§ **Written exercise**
Copy out all the lines exactly. Omit pictures.

-- START Available data --

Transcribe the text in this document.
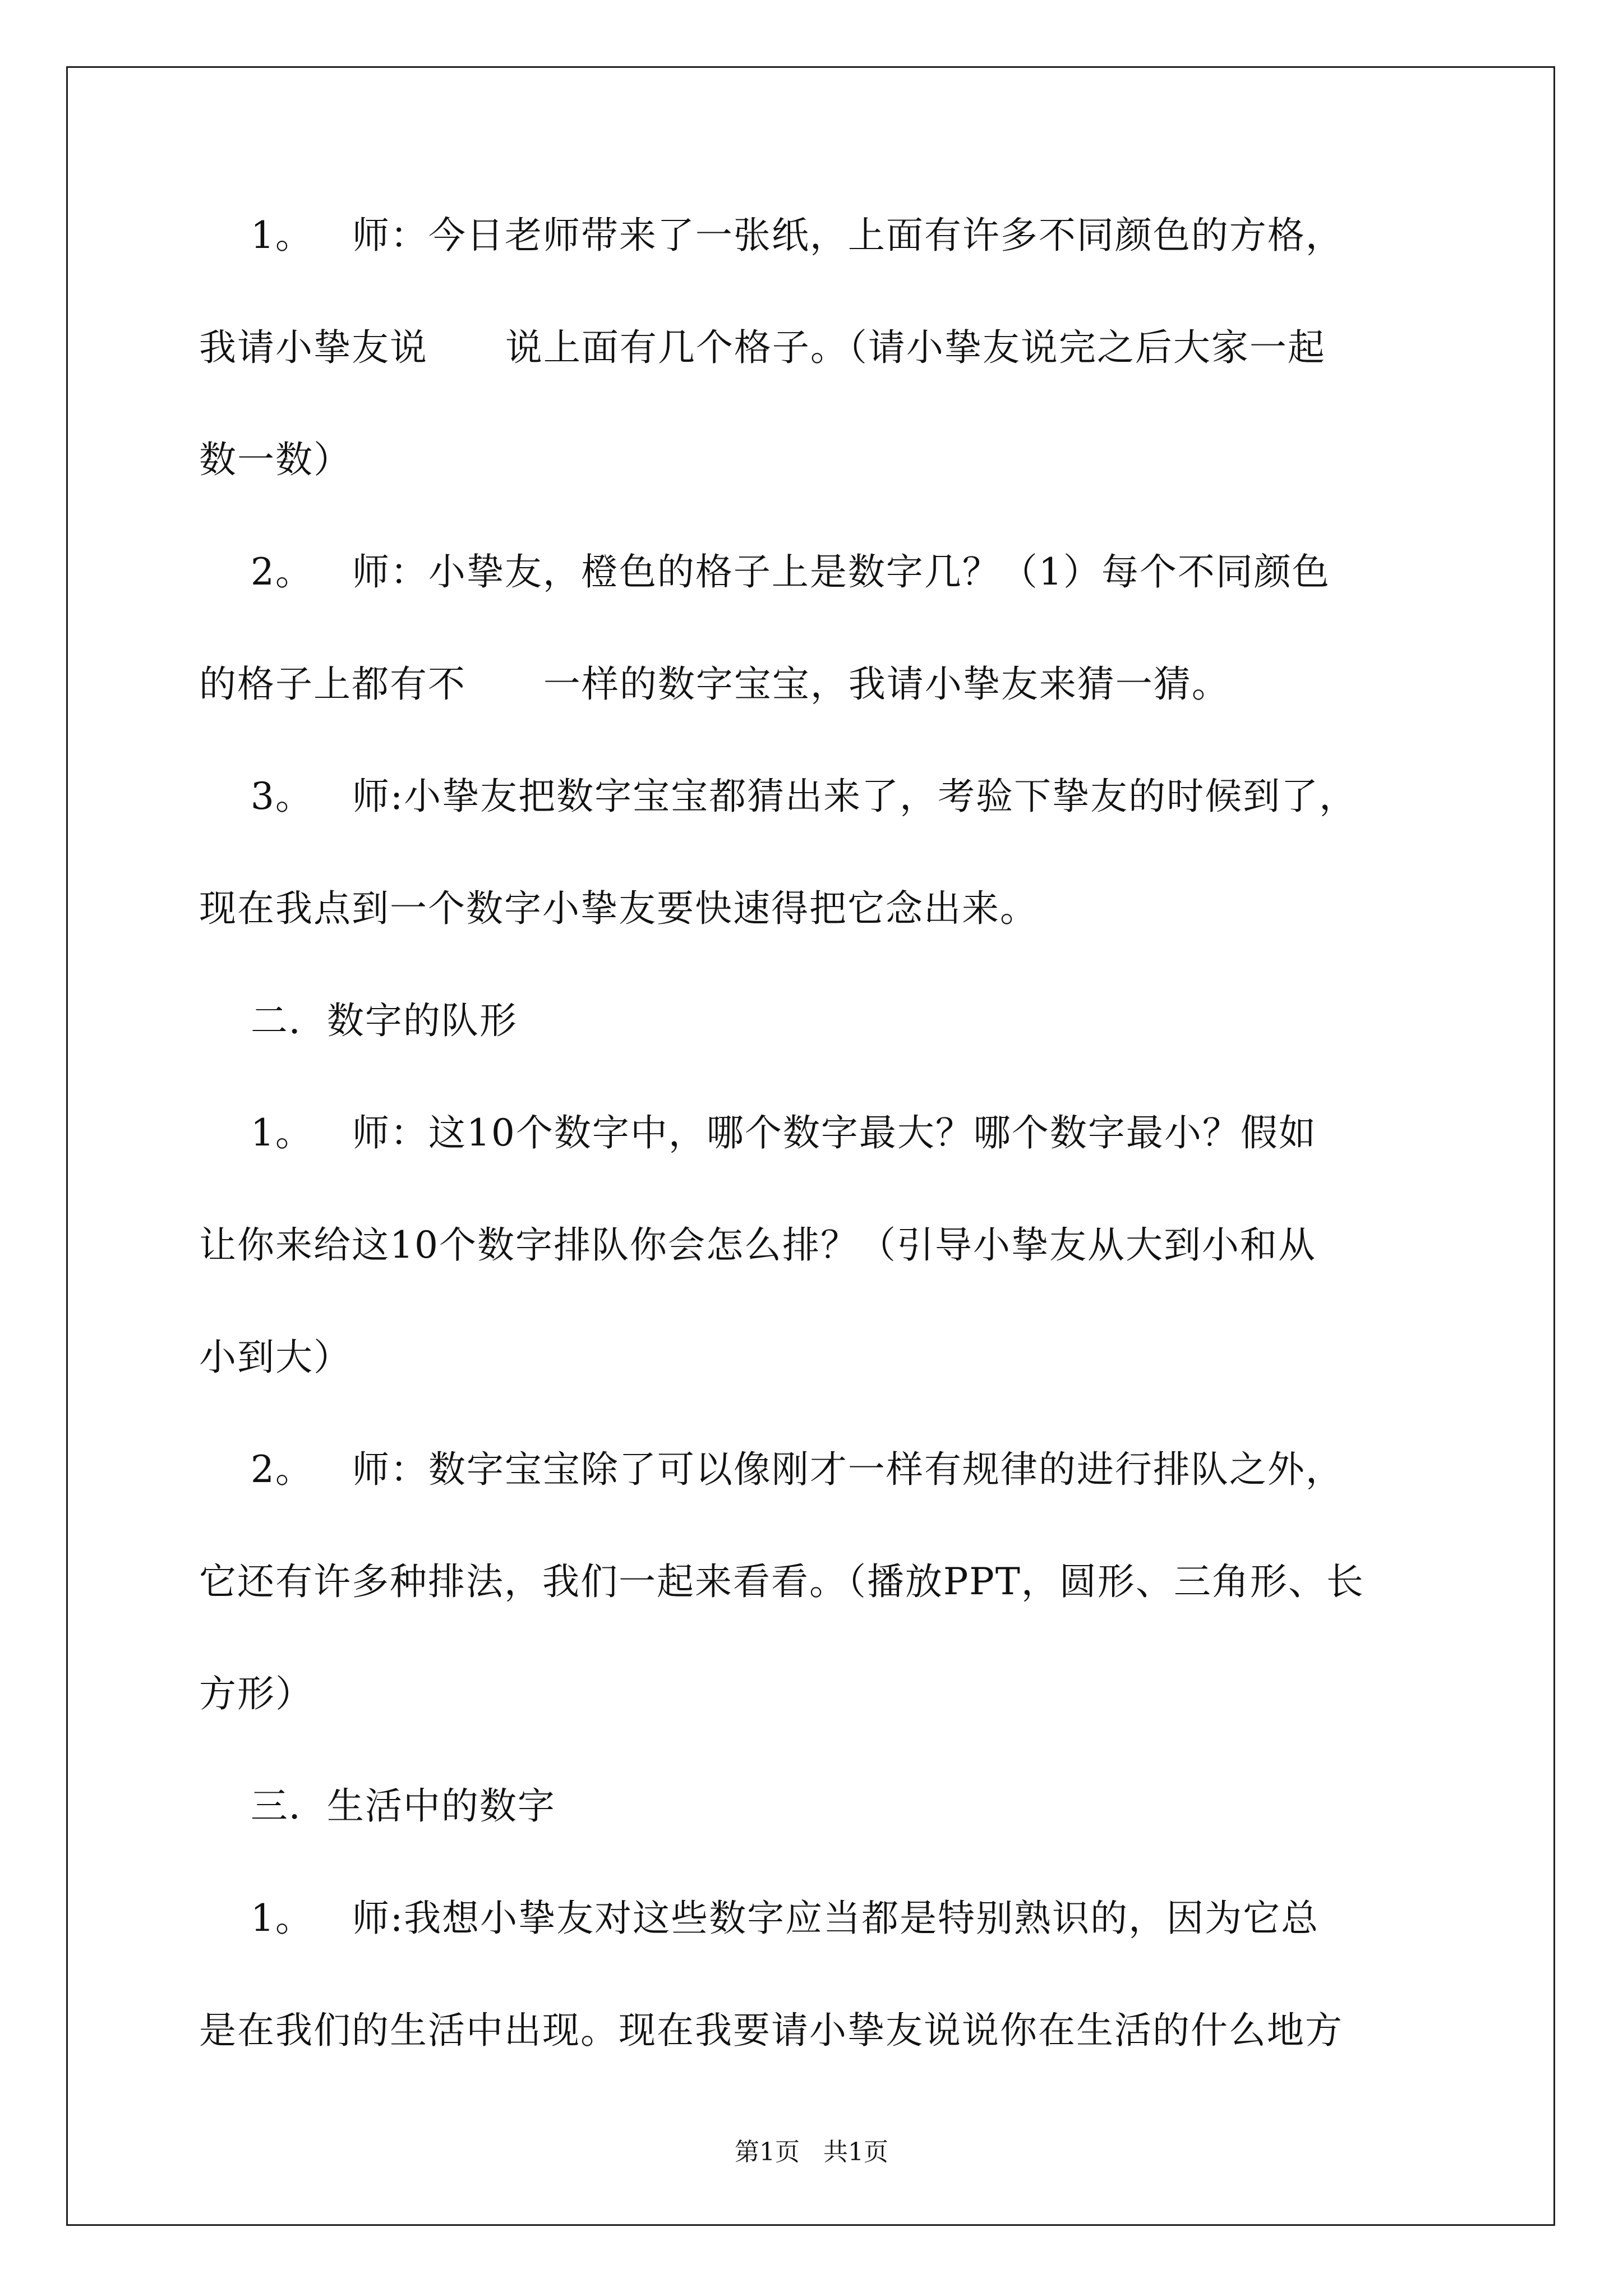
1。   师：今日老师带来了一张纸，上面有许多不同颜色的方格，
我请小挚友说      说上面有几个格子。（请小挚友说完之后大家一起
数一数）
2。   师：小挚友，橙色的格子上是数字几？（1）每个不同颜色
的格子上都有不      一样的数字宝宝，我请小挚友来猜一猜。
3。   师:小挚友把数字宝宝都猜出来了，考验下挚友的时候到了，
现在我点到一个数字小挚友要快速得把它念出来。
二．数字的队形
1。   师：这10个数字中，哪个数字最大？哪个数字最小？假如
让你来给这10个数字排队你会怎么排？（引导小挚友从大到小和从
小到大）
2。   师：数字宝宝除了可以像刚才一样有规律的进行排队之外，
它还有许多种排法，我们一起来看看。（播放PPT，圆形、三角形、长
方形）
三．生活中的数字
1。   师:我想小挚友对这些数字应当都是特别熟识的，因为它总
是在我们的生活中出现。现在我要请小挚友说说你在生活的什么地方
第1页   共1页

-- END Available data --

§ **Solved exercise**
Transcribe the text in this document.
1。   师：今日老师带来了一张纸，上面有许多不同颜色的方格，
我请小挚友说      说上面有几个格子。（请小挚友说完之后大家一起
数一数）
2。   师：小挚友，橙色的格子上是数字几？（1）每个不同颜色
的格子上都有不      一样的数字宝宝，我请小挚友来猜一猜。
3。   师:小挚友把数字宝宝都猜出来了，考验下挚友的时候到了，
现在我点到一个数字小挚友要快速得把它念出来。
二．数字的队形
1。   师：这10个数字中，哪个数字最大？哪个数字最小？假如
让你来给这10个数字排队你会怎么排？（引导小挚友从大到小和从
小到大）
2。   师：数字宝宝除了可以像刚才一样有规律的进行排队之外，
它还有许多种排法，我们一起来看看。（播放PPT，圆形、三角形、长
方形）
三．生活中的数字
1。   师:我想小挚友对这些数字应当都是特别熟识的，因为它总
是在我们的生活中出现。现在我要请小挚友说说你在生活的什么地方
第1页   共1页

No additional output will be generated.